Task details.
Images should be left out, and everything else in the listing reproduced exactly.
Start of Supplied data
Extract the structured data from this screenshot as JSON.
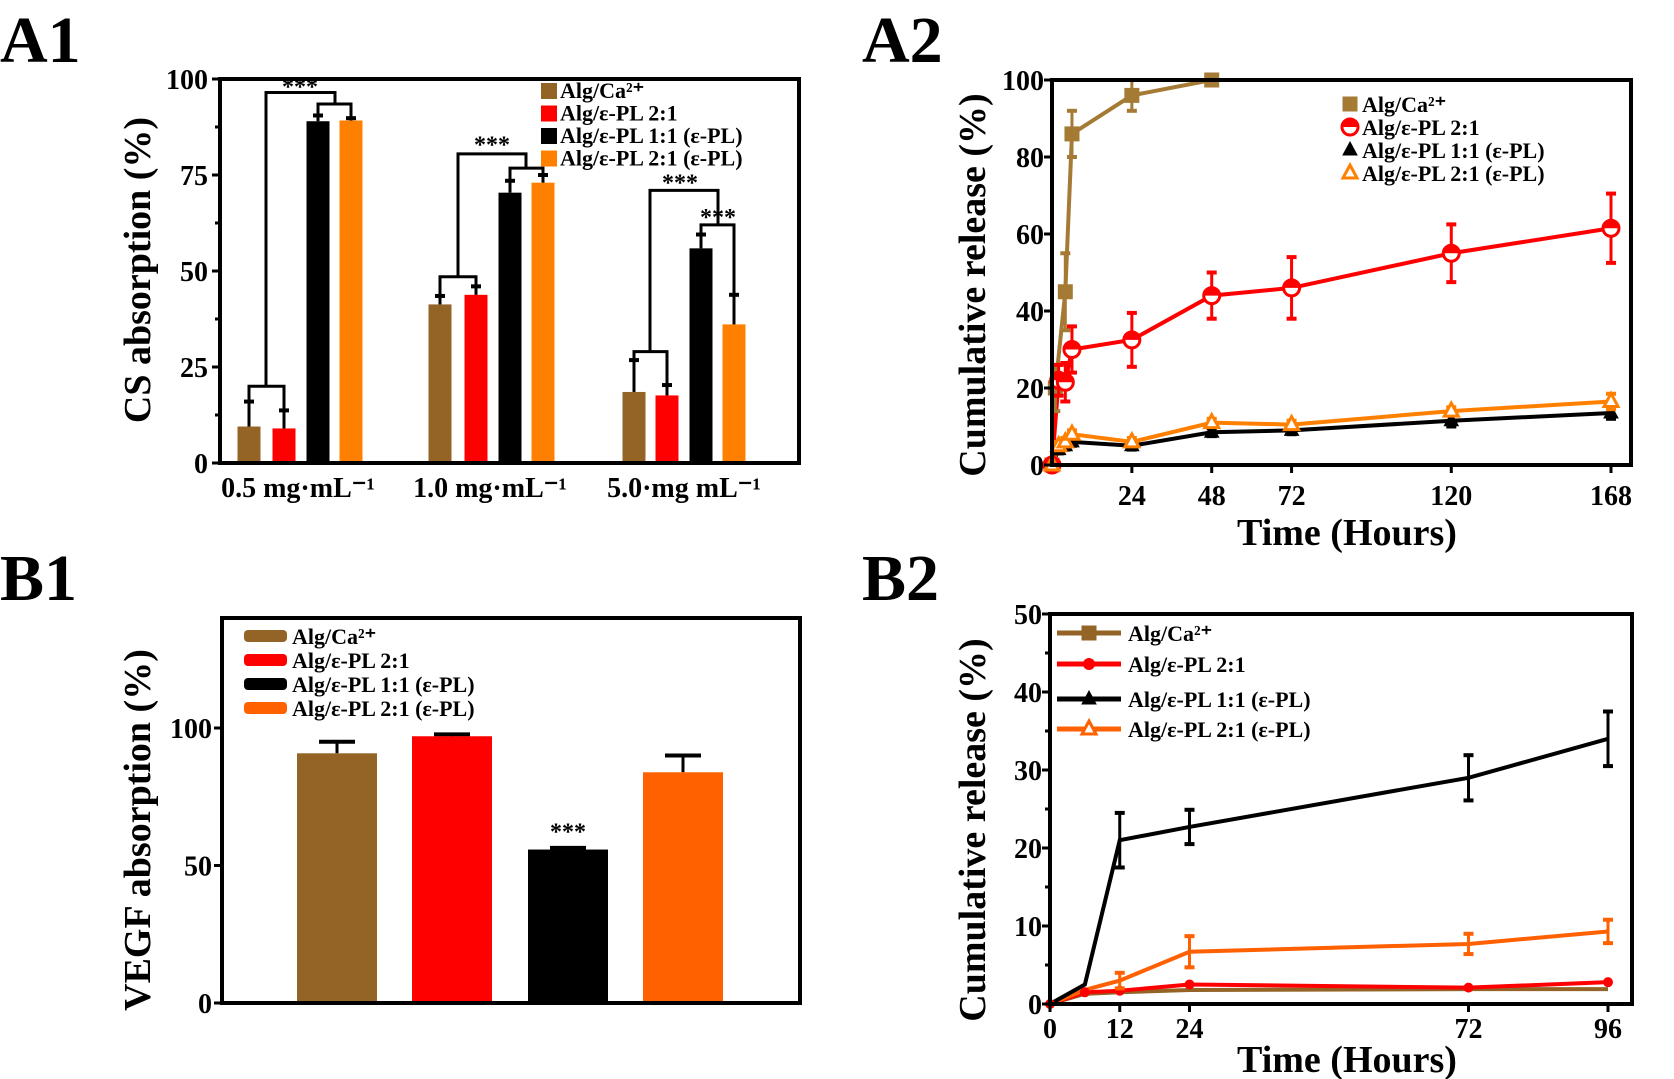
{
  "chart_data": [
    {
      "panel_label": "A1",
      "type": "bar",
      "ylabel": "CS absorption (%)",
      "xlabel": "",
      "ylim": [
        0,
        100
      ],
      "yticks": [
        "0",
        "25",
        "50",
        "75",
        "100"
      ],
      "categories": [
        "0.5 mg·mL⁻¹",
        "1.0 mg·mL⁻¹",
        "5.0·mg mL⁻¹"
      ],
      "series": [
        {
          "name": "Alg/Ca²⁺",
          "color": "#936426",
          "values": [
            9.5,
            41.3,
            18.5
          ],
          "errors": [
            6.5,
            2.2,
            8.3
          ]
        },
        {
          "name": "Alg/ε-PL 2:1",
          "color": "#ff0000",
          "values": [
            9,
            43.8,
            17.6
          ],
          "errors": [
            4.7,
            2.2,
            2.7
          ]
        },
        {
          "name": "Alg/ε-PL 1:1 (ε-PL)",
          "color": "#000000",
          "values": [
            89,
            70.4,
            55.9
          ],
          "errors": [
            1.5,
            3.1,
            3.6
          ]
        },
        {
          "name": "Alg/ε-PL 2:1 (ε-PL)",
          "color": "#ff8000",
          "values": [
            89.2,
            73,
            36.1
          ],
          "errors": [
            0.6,
            2,
            7.7
          ]
        }
      ],
      "significance": [
        "***",
        "***",
        "***",
        "***"
      ],
      "legend": "top-right",
      "grid": false
    },
    {
      "panel_label": "A2",
      "type": "line",
      "ylabel": "Cumulative release (%)",
      "xlabel": "Time (Hours)",
      "xlim": [
        0,
        168
      ],
      "ylim": [
        0,
        100
      ],
      "xticks": [
        24,
        48,
        72,
        120,
        168
      ],
      "yticks": [
        0,
        20,
        40,
        60,
        80,
        100
      ],
      "series": [
        {
          "name": "Alg/Ca²⁺",
          "color": "#a57a35",
          "marker": "square-filled",
          "x": [
            0,
            1,
            4,
            6,
            24,
            48
          ],
          "y": [
            0,
            20,
            45,
            86,
            96,
            100
          ],
          "errors": [
            0,
            6,
            10,
            6,
            4,
            0
          ]
        },
        {
          "name": "Alg/ε-PL 2:1",
          "color": "#ff0000",
          "marker": "circle-half",
          "x": [
            0,
            2,
            4,
            6,
            24,
            48,
            72,
            120,
            168
          ],
          "y": [
            0,
            22,
            21.5,
            30,
            32.5,
            44,
            46,
            55,
            61.5
          ],
          "errors": [
            0,
            4,
            5,
            6,
            7,
            6,
            8,
            7.5,
            9
          ]
        },
        {
          "name": "Alg/ε-PL 1:1 (ε-PL)",
          "color": "#000000",
          "marker": "triangle-filled",
          "x": [
            0,
            2,
            4,
            6,
            24,
            48,
            72,
            120,
            168
          ],
          "y": [
            0,
            4,
            5,
            6,
            5,
            8.5,
            9,
            11.5,
            13.5
          ],
          "errors": [
            0,
            1,
            1,
            1,
            1,
            1,
            1,
            1.5,
            1.5
          ]
        },
        {
          "name": "Alg/ε-PL 2:1 (ε-PL)",
          "color": "#ff8000",
          "marker": "triangle-open",
          "x": [
            0,
            2,
            4,
            6,
            24,
            48,
            72,
            120,
            168
          ],
          "y": [
            0,
            5,
            6,
            8,
            6,
            11,
            10.5,
            14,
            16.5
          ],
          "errors": [
            0,
            1,
            1,
            1,
            1,
            1,
            1,
            1,
            2
          ]
        }
      ],
      "legend": "top-right",
      "grid": false
    },
    {
      "panel_label": "B1",
      "type": "bar",
      "ylabel": "VEGF absorption (%)",
      "xlabel": "",
      "ylim": [
        0,
        140
      ],
      "yticks": [
        "0",
        "50",
        "100"
      ],
      "series": [
        {
          "name": "Alg/Ca²⁺",
          "color": "#936426",
          "value": 90.8,
          "error": 4.2
        },
        {
          "name": "Alg/ε-PL 2:1",
          "color": "#ff0000",
          "value": 97,
          "error": 0.7
        },
        {
          "name": "Alg/ε-PL 1:1 (ε-PL)",
          "color": "#000000",
          "value": 55.8,
          "error": 0.6,
          "significance": "***"
        },
        {
          "name": "Alg/ε-PL 2:1 (ε-PL)",
          "color": "#ff6000",
          "value": 83.9,
          "error": 6.1
        }
      ],
      "legend": "top-left",
      "grid": false
    },
    {
      "panel_label": "B2",
      "type": "line",
      "ylabel": "Cumulative release (%)",
      "xlabel": "Time (Hours)",
      "xlim": [
        0,
        96
      ],
      "ylim": [
        0,
        50
      ],
      "xticks": [
        0,
        12,
        24,
        72,
        96
      ],
      "yticks": [
        0,
        10,
        20,
        30,
        40,
        50
      ],
      "series": [
        {
          "name": "Alg/Ca²⁺",
          "color": "#936426",
          "marker": "square",
          "x": [
            0,
            6,
            12,
            24,
            72,
            96
          ],
          "y": [
            0,
            1.3,
            1.5,
            1.8,
            1.9,
            1.9
          ],
          "errors": [
            0,
            0,
            0,
            0,
            0,
            0
          ]
        },
        {
          "name": "Alg/ε-PL 2:1",
          "color": "#ff0000",
          "marker": "circle",
          "x": [
            0,
            6,
            12,
            24,
            72,
            96
          ],
          "y": [
            0,
            1.5,
            1.7,
            2.5,
            2.1,
            2.8
          ],
          "errors": [
            0,
            0,
            0,
            0,
            0,
            0
          ]
        },
        {
          "name": "Alg/ε-PL 1:1 (ε-PL)",
          "color": "#000000",
          "marker": "triangle",
          "x": [
            0,
            6,
            12,
            24,
            72,
            96
          ],
          "y": [
            0,
            2.5,
            21,
            22.7,
            29,
            34
          ],
          "errors": [
            0,
            0,
            3.5,
            2.2,
            2.9,
            3.5
          ]
        },
        {
          "name": "Alg/ε-PL 2:1 (ε-PL)",
          "color": "#ff6000",
          "marker": "triangle-open",
          "x": [
            0,
            6,
            12,
            24,
            72,
            96
          ],
          "y": [
            0,
            1.8,
            3,
            6.7,
            7.7,
            9.3
          ],
          "errors": [
            0,
            0,
            1,
            2,
            1.3,
            1.5
          ]
        }
      ],
      "legend": "top-left",
      "grid": false
    }
  ]
}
End of Supplied data
Expected answer.
Extract the structured data from this screenshot as JSON.
{
  "chart_data": [
    {
      "panel_label": "A1",
      "type": "bar",
      "ylabel": "CS absorption (%)",
      "xlabel": "",
      "ylim": [
        0,
        100
      ],
      "yticks": [
        "0",
        "25",
        "50",
        "75",
        "100"
      ],
      "categories": [
        "0.5 mg·mL⁻¹",
        "1.0 mg·mL⁻¹",
        "5.0·mg mL⁻¹"
      ],
      "series": [
        {
          "name": "Alg/Ca²⁺",
          "color": "#936426",
          "values": [
            9.5,
            41.3,
            18.5
          ],
          "errors": [
            6.5,
            2.2,
            8.3
          ]
        },
        {
          "name": "Alg/ε-PL 2:1",
          "color": "#ff0000",
          "values": [
            9,
            43.8,
            17.6
          ],
          "errors": [
            4.7,
            2.2,
            2.7
          ]
        },
        {
          "name": "Alg/ε-PL 1:1 (ε-PL)",
          "color": "#000000",
          "values": [
            89,
            70.4,
            55.9
          ],
          "errors": [
            1.5,
            3.1,
            3.6
          ]
        },
        {
          "name": "Alg/ε-PL 2:1 (ε-PL)",
          "color": "#ff8000",
          "values": [
            89.2,
            73,
            36.1
          ],
          "errors": [
            0.6,
            2,
            7.7
          ]
        }
      ],
      "significance": [
        "***",
        "***",
        "***",
        "***"
      ],
      "legend": "top-right",
      "grid": false
    },
    {
      "panel_label": "A2",
      "type": "line",
      "ylabel": "Cumulative release (%)",
      "xlabel": "Time (Hours)",
      "xlim": [
        0,
        168
      ],
      "ylim": [
        0,
        100
      ],
      "xticks": [
        24,
        48,
        72,
        120,
        168
      ],
      "yticks": [
        0,
        20,
        40,
        60,
        80,
        100
      ],
      "series": [
        {
          "name": "Alg/Ca²⁺",
          "color": "#a57a35",
          "marker": "square-filled",
          "x": [
            0,
            1,
            4,
            6,
            24,
            48
          ],
          "y": [
            0,
            20,
            45,
            86,
            96,
            100
          ],
          "errors": [
            0,
            6,
            10,
            6,
            4,
            0
          ]
        },
        {
          "name": "Alg/ε-PL 2:1",
          "color": "#ff0000",
          "marker": "circle-half",
          "x": [
            0,
            2,
            4,
            6,
            24,
            48,
            72,
            120,
            168
          ],
          "y": [
            0,
            22,
            21.5,
            30,
            32.5,
            44,
            46,
            55,
            61.5
          ],
          "errors": [
            0,
            4,
            5,
            6,
            7,
            6,
            8,
            7.5,
            9
          ]
        },
        {
          "name": "Alg/ε-PL 1:1 (ε-PL)",
          "color": "#000000",
          "marker": "triangle-filled",
          "x": [
            0,
            2,
            4,
            6,
            24,
            48,
            72,
            120,
            168
          ],
          "y": [
            0,
            4,
            5,
            6,
            5,
            8.5,
            9,
            11.5,
            13.5
          ],
          "errors": [
            0,
            1,
            1,
            1,
            1,
            1,
            1,
            1.5,
            1.5
          ]
        },
        {
          "name": "Alg/ε-PL 2:1 (ε-PL)",
          "color": "#ff8000",
          "marker": "triangle-open",
          "x": [
            0,
            2,
            4,
            6,
            24,
            48,
            72,
            120,
            168
          ],
          "y": [
            0,
            5,
            6,
            8,
            6,
            11,
            10.5,
            14,
            16.5
          ],
          "errors": [
            0,
            1,
            1,
            1,
            1,
            1,
            1,
            1,
            2
          ]
        }
      ],
      "legend": "top-right",
      "grid": false
    },
    {
      "panel_label": "B1",
      "type": "bar",
      "ylabel": "VEGF absorption (%)",
      "xlabel": "",
      "ylim": [
        0,
        140
      ],
      "yticks": [
        "0",
        "50",
        "100"
      ],
      "series": [
        {
          "name": "Alg/Ca²⁺",
          "color": "#936426",
          "value": 90.8,
          "error": 4.2
        },
        {
          "name": "Alg/ε-PL 2:1",
          "color": "#ff0000",
          "value": 97,
          "error": 0.7
        },
        {
          "name": "Alg/ε-PL 1:1 (ε-PL)",
          "color": "#000000",
          "value": 55.8,
          "error": 0.6,
          "significance": "***"
        },
        {
          "name": "Alg/ε-PL 2:1 (ε-PL)",
          "color": "#ff6000",
          "value": 83.9,
          "error": 6.1
        }
      ],
      "legend": "top-left",
      "grid": false
    },
    {
      "panel_label": "B2",
      "type": "line",
      "ylabel": "Cumulative release (%)",
      "xlabel": "Time (Hours)",
      "xlim": [
        0,
        96
      ],
      "ylim": [
        0,
        50
      ],
      "xticks": [
        0,
        12,
        24,
        72,
        96
      ],
      "yticks": [
        0,
        10,
        20,
        30,
        40,
        50
      ],
      "series": [
        {
          "name": "Alg/Ca²⁺",
          "color": "#936426",
          "marker": "square",
          "x": [
            0,
            6,
            12,
            24,
            72,
            96
          ],
          "y": [
            0,
            1.3,
            1.5,
            1.8,
            1.9,
            1.9
          ],
          "errors": [
            0,
            0,
            0,
            0,
            0,
            0
          ]
        },
        {
          "name": "Alg/ε-PL 2:1",
          "color": "#ff0000",
          "marker": "circle",
          "x": [
            0,
            6,
            12,
            24,
            72,
            96
          ],
          "y": [
            0,
            1.5,
            1.7,
            2.5,
            2.1,
            2.8
          ],
          "errors": [
            0,
            0,
            0,
            0,
            0,
            0
          ]
        },
        {
          "name": "Alg/ε-PL 1:1 (ε-PL)",
          "color": "#000000",
          "marker": "triangle",
          "x": [
            0,
            6,
            12,
            24,
            72,
            96
          ],
          "y": [
            0,
            2.5,
            21,
            22.7,
            29,
            34
          ],
          "errors": [
            0,
            0,
            3.5,
            2.2,
            2.9,
            3.5
          ]
        },
        {
          "name": "Alg/ε-PL 2:1 (ε-PL)",
          "color": "#ff6000",
          "marker": "triangle-open",
          "x": [
            0,
            6,
            12,
            24,
            72,
            96
          ],
          "y": [
            0,
            1.8,
            3,
            6.7,
            7.7,
            9.3
          ],
          "errors": [
            0,
            0,
            1,
            2,
            1.3,
            1.5
          ]
        }
      ],
      "legend": "top-left",
      "grid": false
    }
  ]
}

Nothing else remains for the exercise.